Aim
All of the entries need to be written out again, exactly as they are.

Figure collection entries
** start **

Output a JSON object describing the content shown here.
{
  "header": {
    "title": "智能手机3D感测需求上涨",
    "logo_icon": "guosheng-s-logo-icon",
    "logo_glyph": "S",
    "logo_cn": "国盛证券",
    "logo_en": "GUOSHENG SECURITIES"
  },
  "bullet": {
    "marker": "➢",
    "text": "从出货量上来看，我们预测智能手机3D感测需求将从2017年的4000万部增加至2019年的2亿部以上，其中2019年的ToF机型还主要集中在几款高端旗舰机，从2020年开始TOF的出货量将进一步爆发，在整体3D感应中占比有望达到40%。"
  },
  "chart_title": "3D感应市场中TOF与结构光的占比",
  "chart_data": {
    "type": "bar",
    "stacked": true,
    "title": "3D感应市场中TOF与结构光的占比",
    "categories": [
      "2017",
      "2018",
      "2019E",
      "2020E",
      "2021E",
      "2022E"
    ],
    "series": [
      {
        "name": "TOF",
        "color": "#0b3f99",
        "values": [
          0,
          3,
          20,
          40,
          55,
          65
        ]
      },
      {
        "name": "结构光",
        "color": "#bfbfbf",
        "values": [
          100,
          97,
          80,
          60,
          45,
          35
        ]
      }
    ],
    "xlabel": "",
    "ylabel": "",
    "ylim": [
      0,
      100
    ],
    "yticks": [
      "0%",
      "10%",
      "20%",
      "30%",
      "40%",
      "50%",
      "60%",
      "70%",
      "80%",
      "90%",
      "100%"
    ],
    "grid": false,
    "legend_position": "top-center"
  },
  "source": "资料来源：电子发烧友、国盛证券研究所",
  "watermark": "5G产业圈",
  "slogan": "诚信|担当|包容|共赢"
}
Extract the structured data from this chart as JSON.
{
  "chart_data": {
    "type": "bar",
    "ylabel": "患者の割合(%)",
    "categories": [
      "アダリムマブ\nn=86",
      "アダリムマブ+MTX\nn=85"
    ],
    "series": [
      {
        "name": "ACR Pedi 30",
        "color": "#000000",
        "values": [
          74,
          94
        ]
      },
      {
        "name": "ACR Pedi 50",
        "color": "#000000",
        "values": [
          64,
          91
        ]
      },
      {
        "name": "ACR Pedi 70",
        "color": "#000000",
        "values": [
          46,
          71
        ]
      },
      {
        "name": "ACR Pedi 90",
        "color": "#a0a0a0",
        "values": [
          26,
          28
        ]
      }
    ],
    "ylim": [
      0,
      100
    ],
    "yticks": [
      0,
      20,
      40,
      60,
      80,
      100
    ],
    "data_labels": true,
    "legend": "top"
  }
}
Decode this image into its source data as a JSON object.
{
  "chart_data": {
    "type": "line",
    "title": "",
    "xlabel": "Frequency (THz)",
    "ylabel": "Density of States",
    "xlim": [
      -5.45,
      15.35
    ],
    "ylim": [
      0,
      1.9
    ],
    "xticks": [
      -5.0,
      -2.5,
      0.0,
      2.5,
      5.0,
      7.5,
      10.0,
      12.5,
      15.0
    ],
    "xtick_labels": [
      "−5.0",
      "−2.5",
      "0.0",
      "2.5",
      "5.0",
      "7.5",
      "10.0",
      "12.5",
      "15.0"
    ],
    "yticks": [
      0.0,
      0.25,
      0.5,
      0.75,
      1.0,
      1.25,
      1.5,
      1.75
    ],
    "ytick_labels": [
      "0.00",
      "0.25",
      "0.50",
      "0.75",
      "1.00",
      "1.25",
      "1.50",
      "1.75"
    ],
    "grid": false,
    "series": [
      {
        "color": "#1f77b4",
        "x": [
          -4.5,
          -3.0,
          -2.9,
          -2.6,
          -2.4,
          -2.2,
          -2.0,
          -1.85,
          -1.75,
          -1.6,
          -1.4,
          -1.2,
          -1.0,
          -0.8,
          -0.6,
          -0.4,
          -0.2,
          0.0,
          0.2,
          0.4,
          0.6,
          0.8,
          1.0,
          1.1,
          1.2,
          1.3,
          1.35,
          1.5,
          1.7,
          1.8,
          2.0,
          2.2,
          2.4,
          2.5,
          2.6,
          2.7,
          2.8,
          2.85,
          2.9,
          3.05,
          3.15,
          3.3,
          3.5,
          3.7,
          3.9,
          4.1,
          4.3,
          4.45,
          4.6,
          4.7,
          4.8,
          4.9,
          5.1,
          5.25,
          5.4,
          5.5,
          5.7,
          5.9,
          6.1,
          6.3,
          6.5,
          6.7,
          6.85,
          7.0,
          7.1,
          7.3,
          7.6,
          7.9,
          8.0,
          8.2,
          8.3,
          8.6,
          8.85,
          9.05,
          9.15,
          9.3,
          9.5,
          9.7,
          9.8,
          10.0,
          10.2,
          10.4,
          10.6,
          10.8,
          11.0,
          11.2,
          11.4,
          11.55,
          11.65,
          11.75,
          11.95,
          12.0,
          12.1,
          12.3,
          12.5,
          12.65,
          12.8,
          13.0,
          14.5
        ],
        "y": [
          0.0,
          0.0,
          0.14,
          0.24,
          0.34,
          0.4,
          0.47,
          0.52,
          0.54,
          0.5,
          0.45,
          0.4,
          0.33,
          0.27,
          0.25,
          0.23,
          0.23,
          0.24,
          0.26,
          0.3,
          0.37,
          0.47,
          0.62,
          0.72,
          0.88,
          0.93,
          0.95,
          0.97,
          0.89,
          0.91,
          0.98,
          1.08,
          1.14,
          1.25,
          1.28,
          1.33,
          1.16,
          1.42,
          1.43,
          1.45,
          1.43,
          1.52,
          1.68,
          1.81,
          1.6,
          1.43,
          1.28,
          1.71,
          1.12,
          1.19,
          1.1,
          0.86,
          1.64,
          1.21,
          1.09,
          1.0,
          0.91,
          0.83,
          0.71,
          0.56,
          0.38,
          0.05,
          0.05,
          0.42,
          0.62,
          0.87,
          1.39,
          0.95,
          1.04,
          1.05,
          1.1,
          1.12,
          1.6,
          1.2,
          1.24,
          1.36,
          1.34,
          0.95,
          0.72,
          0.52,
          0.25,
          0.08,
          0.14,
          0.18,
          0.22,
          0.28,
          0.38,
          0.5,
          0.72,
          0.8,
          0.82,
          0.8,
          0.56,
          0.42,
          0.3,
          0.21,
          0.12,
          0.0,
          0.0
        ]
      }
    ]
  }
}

** end **

Response below
Output a JSON object describing the content shown here.
{
  "header": {
    "title": "智能手机3D感测需求上涨",
    "logo_icon": "guosheng-s-logo-icon",
    "logo_glyph": "S",
    "logo_cn": "国盛证券",
    "logo_en": "GUOSHENG SECURITIES"
  },
  "bullet": {
    "marker": "➢",
    "text": "从出货量上来看，我们预测智能手机3D感测需求将从2017年的4000万部增加至2019年的2亿部以上，其中2019年的ToF机型还主要集中在几款高端旗舰机，从2020年开始TOF的出货量将进一步爆发，在整体3D感应中占比有望达到40%。"
  },
  "chart_title": "3D感应市场中TOF与结构光的占比",
  "chart_data": {
    "type": "bar",
    "stacked": true,
    "title": "3D感应市场中TOF与结构光的占比",
    "categories": [
      "2017",
      "2018",
      "2019E",
      "2020E",
      "2021E",
      "2022E"
    ],
    "series": [
      {
        "name": "TOF",
        "color": "#0b3f99",
        "values": [
          0,
          3,
          20,
          40,
          55,
          65
        ]
      },
      {
        "name": "结构光",
        "color": "#bfbfbf",
        "values": [
          100,
          97,
          80,
          60,
          45,
          35
        ]
      }
    ],
    "xlabel": "",
    "ylabel": "",
    "ylim": [
      0,
      100
    ],
    "yticks": [
      "0%",
      "10%",
      "20%",
      "30%",
      "40%",
      "50%",
      "60%",
      "70%",
      "80%",
      "90%",
      "100%"
    ],
    "grid": false,
    "legend_position": "top-center"
  },
  "source": "资料来源：电子发烧友、国盛证券研究所",
  "watermark": "5G产业圈",
  "slogan": "诚信|担当|包容|共赢"
}
Extract the structured data from this chart as JSON.
{
  "chart_data": {
    "type": "bar",
    "ylabel": "患者の割合(%)",
    "categories": [
      "アダリムマブ\nn=86",
      "アダリムマブ+MTX\nn=85"
    ],
    "series": [
      {
        "name": "ACR Pedi 30",
        "color": "#000000",
        "values": [
          74,
          94
        ]
      },
      {
        "name": "ACR Pedi 50",
        "color": "#000000",
        "values": [
          64,
          91
        ]
      },
      {
        "name": "ACR Pedi 70",
        "color": "#000000",
        "values": [
          46,
          71
        ]
      },
      {
        "name": "ACR Pedi 90",
        "color": "#a0a0a0",
        "values": [
          26,
          28
        ]
      }
    ],
    "ylim": [
      0,
      100
    ],
    "yticks": [
      0,
      20,
      40,
      60,
      80,
      100
    ],
    "data_labels": true,
    "legend": "top"
  }
}
Decode this image into its source data as a JSON object.
{
  "chart_data": {
    "type": "line",
    "title": "",
    "xlabel": "Frequency (THz)",
    "ylabel": "Density of States",
    "xlim": [
      -5.45,
      15.35
    ],
    "ylim": [
      0,
      1.9
    ],
    "xticks": [
      -5.0,
      -2.5,
      0.0,
      2.5,
      5.0,
      7.5,
      10.0,
      12.5,
      15.0
    ],
    "xtick_labels": [
      "−5.0",
      "−2.5",
      "0.0",
      "2.5",
      "5.0",
      "7.5",
      "10.0",
      "12.5",
      "15.0"
    ],
    "yticks": [
      0.0,
      0.25,
      0.5,
      0.75,
      1.0,
      1.25,
      1.5,
      1.75
    ],
    "ytick_labels": [
      "0.00",
      "0.25",
      "0.50",
      "0.75",
      "1.00",
      "1.25",
      "1.50",
      "1.75"
    ],
    "grid": false,
    "series": [
      {
        "color": "#1f77b4",
        "x": [
          -4.5,
          -3.0,
          -2.9,
          -2.6,
          -2.4,
          -2.2,
          -2.0,
          -1.85,
          -1.75,
          -1.6,
          -1.4,
          -1.2,
          -1.0,
          -0.8,
          -0.6,
          -0.4,
          -0.2,
          0.0,
          0.2,
          0.4,
          0.6,
          0.8,
          1.0,
          1.1,
          1.2,
          1.3,
          1.35,
          1.5,
          1.7,
          1.8,
          2.0,
          2.2,
          2.4,
          2.5,
          2.6,
          2.7,
          2.8,
          2.85,
          2.9,
          3.05,
          3.15,
          3.3,
          3.5,
          3.7,
          3.9,
          4.1,
          4.3,
          4.45,
          4.6,
          4.7,
          4.8,
          4.9,
          5.1,
          5.25,
          5.4,
          5.5,
          5.7,
          5.9,
          6.1,
          6.3,
          6.5,
          6.7,
          6.85,
          7.0,
          7.1,
          7.3,
          7.6,
          7.9,
          8.0,
          8.2,
          8.3,
          8.6,
          8.85,
          9.05,
          9.15,
          9.3,
          9.5,
          9.7,
          9.8,
          10.0,
          10.2,
          10.4,
          10.6,
          10.8,
          11.0,
          11.2,
          11.4,
          11.55,
          11.65,
          11.75,
          11.95,
          12.0,
          12.1,
          12.3,
          12.5,
          12.65,
          12.8,
          13.0,
          14.5
        ],
        "y": [
          0.0,
          0.0,
          0.14,
          0.24,
          0.34,
          0.4,
          0.47,
          0.52,
          0.54,
          0.5,
          0.45,
          0.4,
          0.33,
          0.27,
          0.25,
          0.23,
          0.23,
          0.24,
          0.26,
          0.3,
          0.37,
          0.47,
          0.62,
          0.72,
          0.88,
          0.93,
          0.95,
          0.97,
          0.89,
          0.91,
          0.98,
          1.08,
          1.14,
          1.25,
          1.28,
          1.33,
          1.16,
          1.42,
          1.43,
          1.45,
          1.43,
          1.52,
          1.68,
          1.81,
          1.6,
          1.43,
          1.28,
          1.71,
          1.12,
          1.19,
          1.1,
          0.86,
          1.64,
          1.21,
          1.09,
          1.0,
          0.91,
          0.83,
          0.71,
          0.56,
          0.38,
          0.05,
          0.05,
          0.42,
          0.62,
          0.87,
          1.39,
          0.95,
          1.04,
          1.05,
          1.1,
          1.12,
          1.6,
          1.2,
          1.24,
          1.36,
          1.34,
          0.95,
          0.72,
          0.52,
          0.25,
          0.08,
          0.14,
          0.18,
          0.22,
          0.28,
          0.38,
          0.5,
          0.72,
          0.8,
          0.82,
          0.8,
          0.56,
          0.42,
          0.3,
          0.21,
          0.12,
          0.0,
          0.0
        ]
      }
    ]
  }
}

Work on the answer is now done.